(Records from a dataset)
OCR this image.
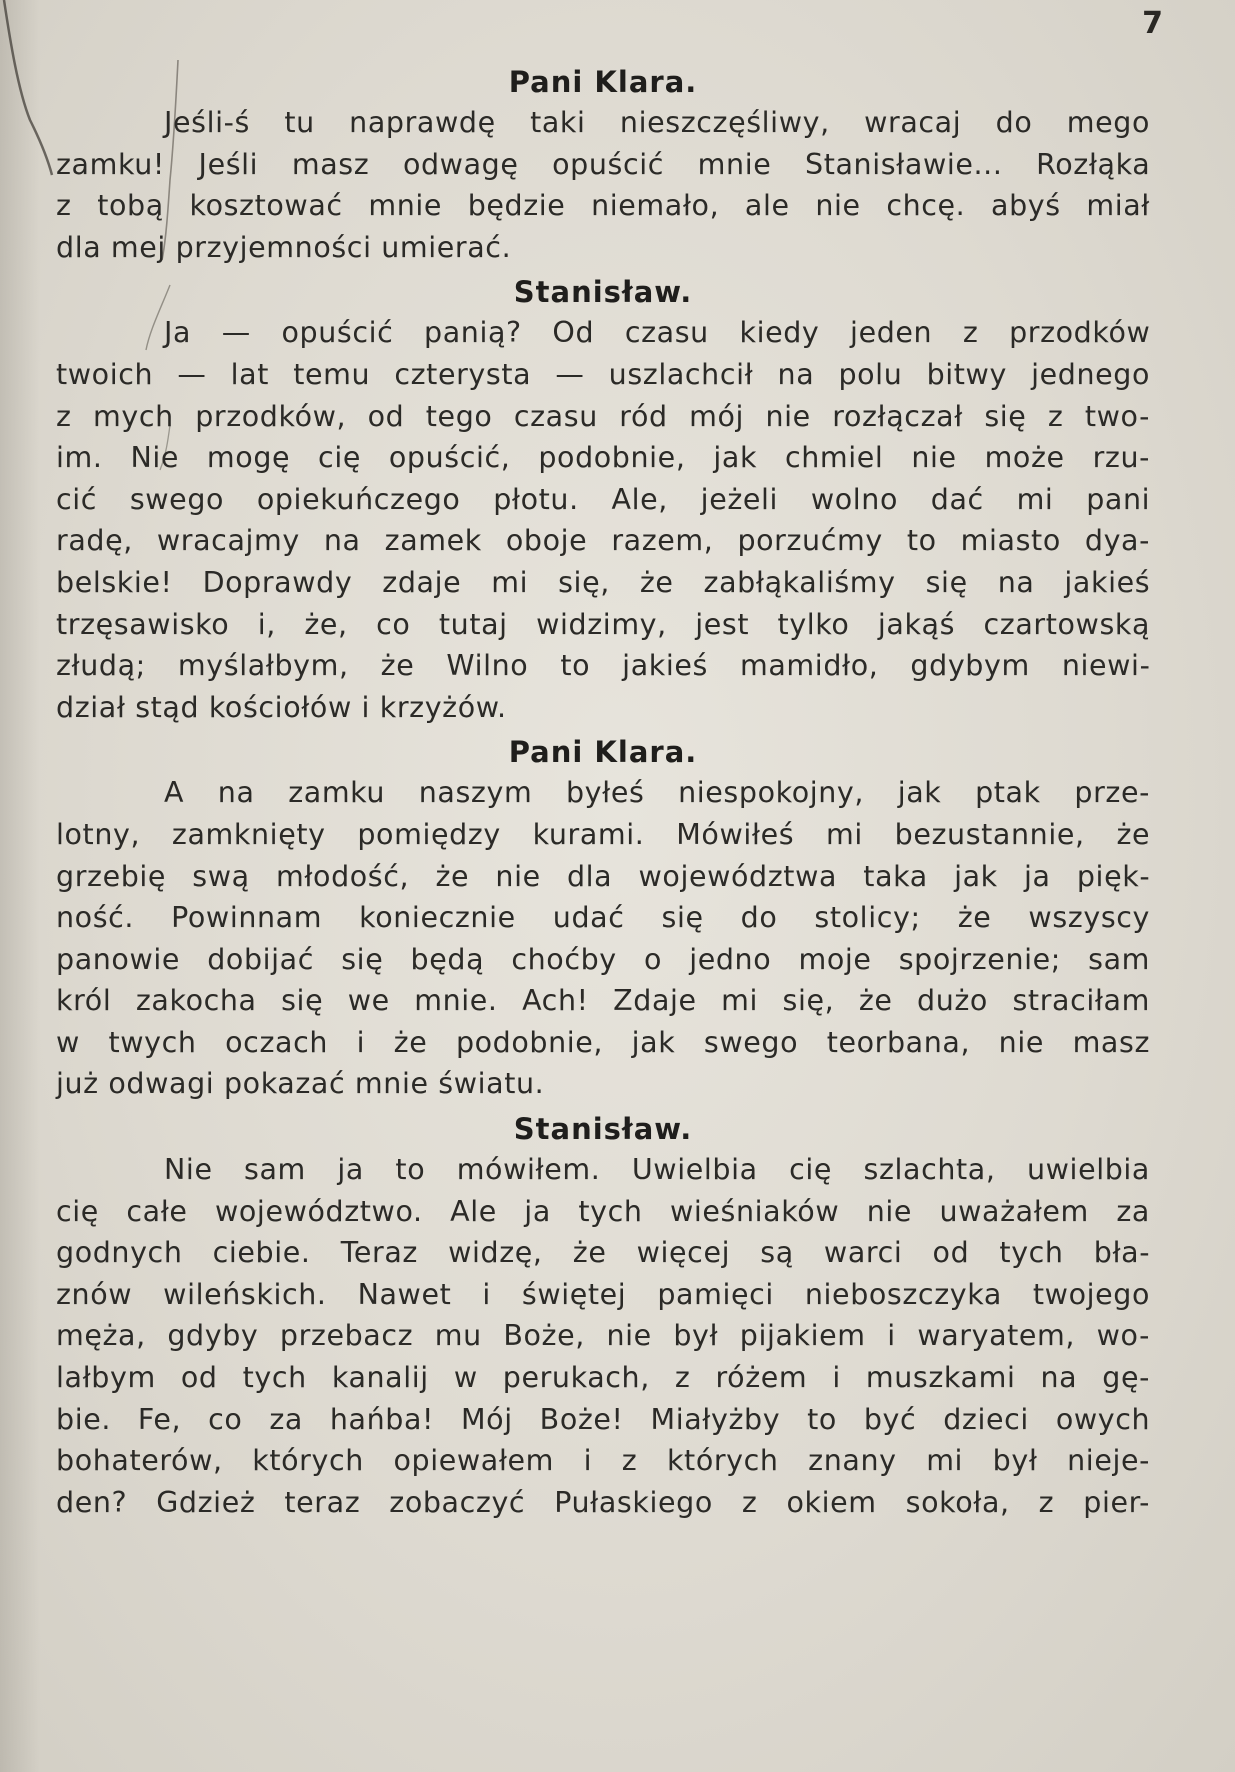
7
Pani Klara.
Jeśli-ś tu naprawdę taki nieszczęśliwy, wracaj do mego
zamku! Jeśli masz odwagę opuścić mnie Stanisławie... Rozłąka
z tobą kosztować mnie będzie niemało, ale nie chcę. abyś miał
dla mej przyjemności umierać.
Stanisław.
Ja — opuścić panią? Od czasu kiedy jeden z przodków
twoich — lat temu czterysta — uszlachcił na polu bitwy jednego
z mych przodków, od tego czasu ród mój nie rozłączał się z two-
im. Nie mogę cię opuścić, podobnie, jak chmiel nie może rzu-
cić swego opiekuńczego płotu. Ale, jeżeli wolno dać mi pani
radę, wracajmy na zamek oboje razem, porzućmy to miasto dya-
belskie! Doprawdy zdaje mi się, że zabłąkaliśmy się na jakieś
trzęsawisko i, że, co tutaj widzimy, jest tylko jakąś czartowską
złudą; myślałbym, że Wilno to jakieś mamidło, gdybym niewi-
dział stąd kościołów i krzyżów.
Pani Klara.
A na zamku naszym byłeś niespokojny, jak ptak prze-
lotny, zamknięty pomiędzy kurami. Mówiłeś mi bezustannie, że
grzebię swą młodość, że nie dla województwa taka jak ja pięk-
ność. Powinnam koniecznie udać się do stolicy; że wszyscy
panowie dobijać się będą choćby o jedno moje spojrzenie; sam
król zakocha się we mnie. Ach! Zdaje mi się, że dużo straciłam
w twych oczach i że podobnie, jak swego teorbana, nie masz
już odwagi pokazać mnie światu.
Stanisław.
Nie sam ja to mówiłem. Uwielbia cię szlachta, uwielbia
cię całe województwo. Ale ja tych wieśniaków nie uważałem za
godnych ciebie. Teraz widzę, że więcej są warci od tych bła-
znów wileńskich. Nawet i świętej pamięci nieboszczyka twojego
męża, gdyby przebacz mu Boże, nie był pijakiem i waryatem, wo-
lałbym od tych kanalij w perukach, z różem i muszkami na gę-
bie. Fe, co za hańba! Mój Boże! Miałyżby to być dzieci owych
bohaterów, których opiewałem i z których znany mi był nieje-
den? Gdzież teraz zobaczyć Pułaskiego z okiem sokoła, z pier-
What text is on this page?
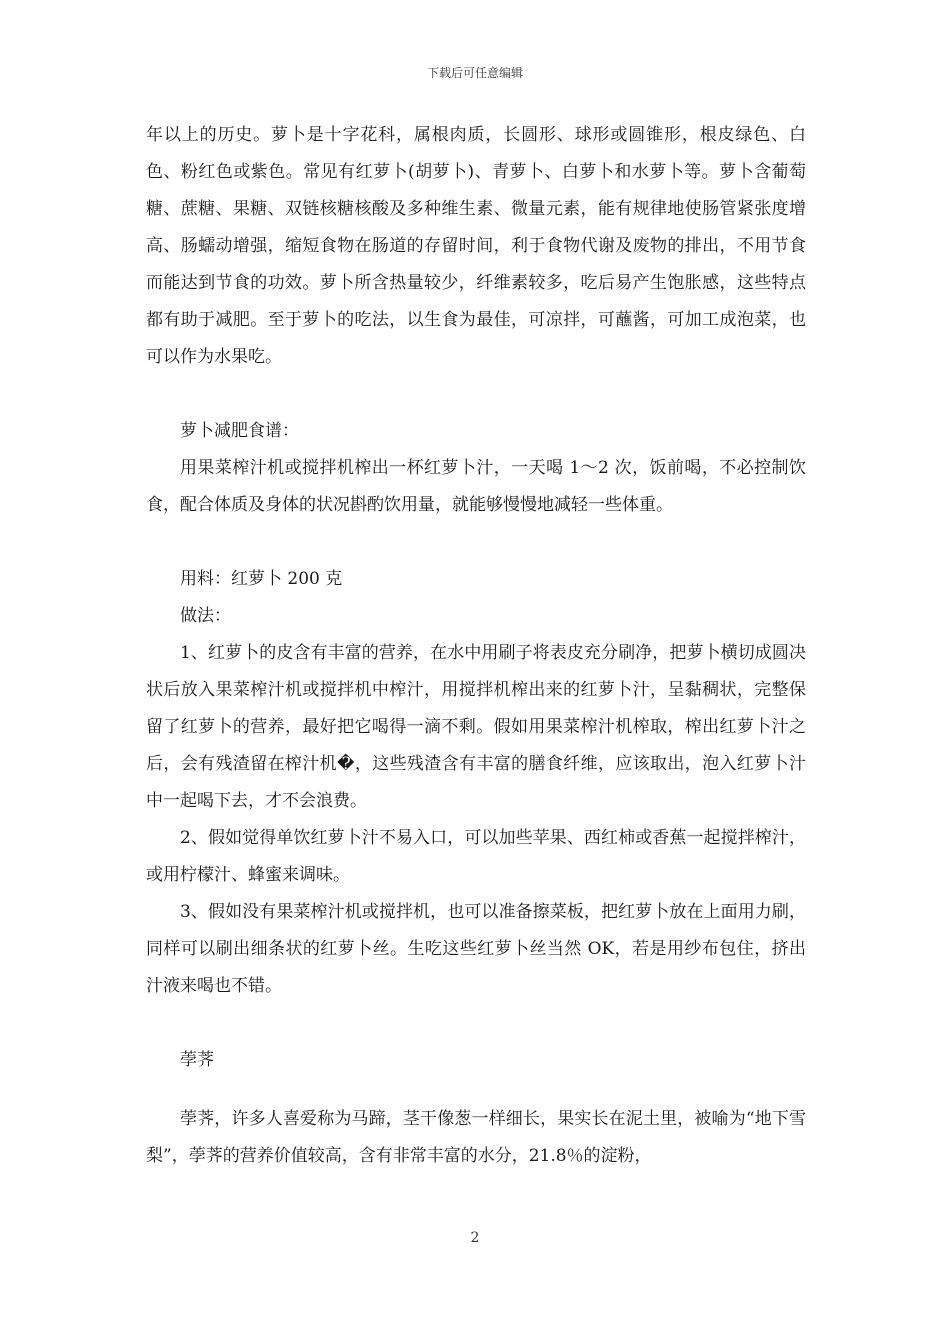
下载后可任意编辑

年以上的历史。萝卜是十字花科，属根肉质，长圆形、球形或圆锥形，根皮绿色、白色、粉红色或紫色。常见有红萝卜(胡萝卜)、青萝卜、白萝卜和水萝卜等。萝卜含葡萄糖、蔗糖、果糖、双链核糖核酸及多种维生素、微量元素，能有规律地使肠管紧张度增高、肠蠕动增强，缩短食物在肠道的存留时间，利于食物代谢及废物的排出，不用节食而能达到节食的功效。萝卜所含热量较少，纤维素较多，吃后易产生饱胀感，这些特点都有助于减肥。至于萝卜的吃法，以生食为最佳，可凉拌，可蘸酱，可加工成泡菜，也可以作为水果吃。

萝卜减肥食谱：

用果菜榨汁机或搅拌机榨出一杯红萝卜汁，一天喝 1～2 次，饭前喝，不必控制饮食，配合体质及身体的状况斟酌饮用量，就能够慢慢地减轻一些体重。

用料：红萝卜 200 克

做法：

1、红萝卜的皮含有丰富的营养，在水中用刷子将表皮充分刷净，把萝卜横切成圆决状后放入果菜榨汁机或搅拌机中榨汁，用搅拌机榨出来的红萝卜汁，呈黏稠状，完整保留了红萝卜的营养，最好把它喝得一滴不剩。假如用果菜榨汁机榨取，榨出红萝卜汁之后，会有残渣留在榨汁机�，这些残渣含有丰富的膳食纤维，应该取出，泡入红萝卜汁中一起喝下去，才不会浪费。

2、假如觉得单饮红萝卜汁不易入口，可以加些苹果、西红柿或香蕉一起搅拌榨汁，或用柠檬汁、蜂蜜来调味。

3、假如没有果菜榨汁机或搅拌机，也可以准备擦菜板，把红萝卜放在上面用力刷，同样可以刷出细条状的红萝卜丝。生吃这些红萝卜丝当然 OK，若是用纱布包住，挤出汁液来喝也不错。

荸荠

荸荠，许多人喜爱称为马蹄，茎干像葱一样细长，果实长在泥土里，被喻为“地下雪梨”，荸荠的营养价值较高，含有非常丰富的水分，21.8％的淀粉，

2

- _WRITTEN EXERCISE_
Every line that holds the string "tych" should be returned.

- _FULL SOLUTION_
cię całe województwo. Ale ja tych wieśniaków nie uważałem za
godnych ciebie. Teraz widzę, że więcej są warci od tych bła-
lałbym od tych kanalij w perukach, z różem i muszkami na gę-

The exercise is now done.